* Document section:
========================================
Apart from his correspondence, there are not many known details about
Gauss's personal creed. Many biographers of Gauss disagree about his
religious stance, with Bühler and others considering him a deist with very unorthodox views,
while Dunnington (though admitting that Gauss did not believe literally
in all Christian dogmas and that it is unknown what he believed on most
doctrinal and confessional questions) points out that he was, at least,
a nominal Lutheran.
In connection to this, there is a record of a conversation between Rudolf Wagner and Gauss, in which they discussed William Whewell's book Of the Plurality of Worlds.
In this work, Whewell had discarded the possibility of existing life in
other planets, on the basis of theological arguments, but this was a
position with which both Wagner and Gauss disagreed. Later Wagner
explained that he did not fully believe in the Bible, though he
confessed that he "envied" those who were able to easily believe. This later led them to discuss the topic of faith, and in some other religious remarks, Gauss said that he had been more influenced by theologians like Lutheran minister Paul Gerhardt than by Moses. Other religious influences included Wilhelm Braubach, Johann Peter Süssmilch, and the New Testament.
Dunnington further elaborates on Gauss's religious views by writing:
Gauss's religious consciousness was based on an insatiable thirst for truth and a deep feeling of justice extending to intellectual as well as material goods. He conceived spiritual life in the whole universe as a great system of law penetrated by eternal truth, and from this source he gained the firm confidence that death does not end all.
========================================
* Dataset extract:
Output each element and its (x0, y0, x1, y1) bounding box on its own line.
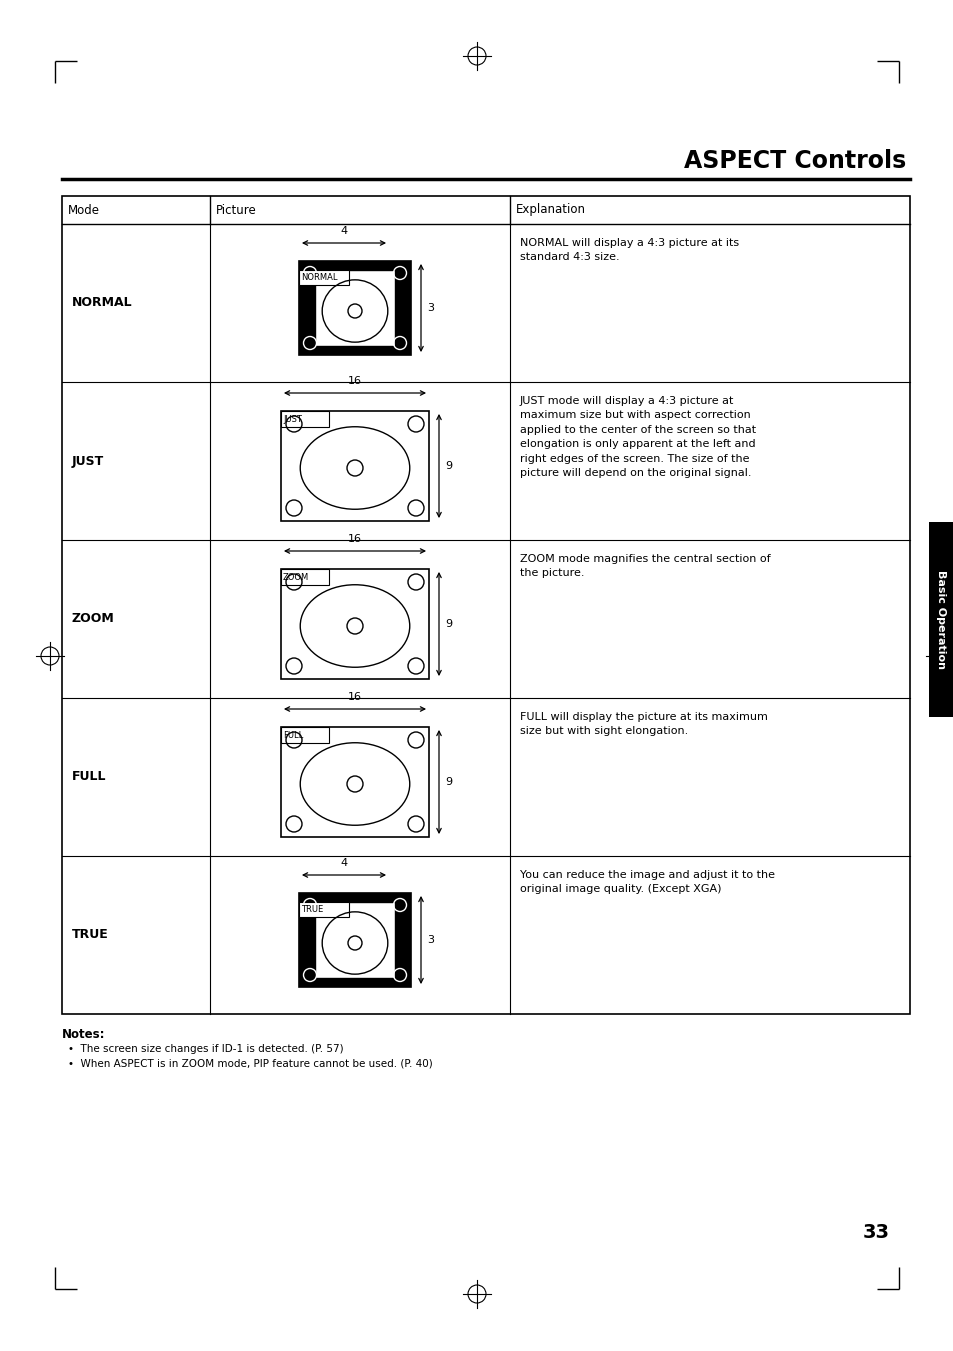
========================================
* To-do list:
(a) Please reproduce the part of the passage on Gauss's religious views above that opens with the words containing "Dunnington further elaborates" and closes with "not end all.".
(b) According to the passage on Gauss's religious views, which book did Rudolf Wagner and Gauss discuss in their recorded conversation?

* Exercise responses:
(a)
Dunnington further elaborates on Gauss's religious views by writing:
Gauss's religious consciousness was based on an insatiable thirst for truth and a deep feeling of justice extending to intellectual as well as material goods. He conceived spiritual life in the whole universe as a great system of law penetrated by eternal truth, and from this source he gained the firm confidence that death does not end all.

(b) William Whewell's book Of the Plurality of Worlds.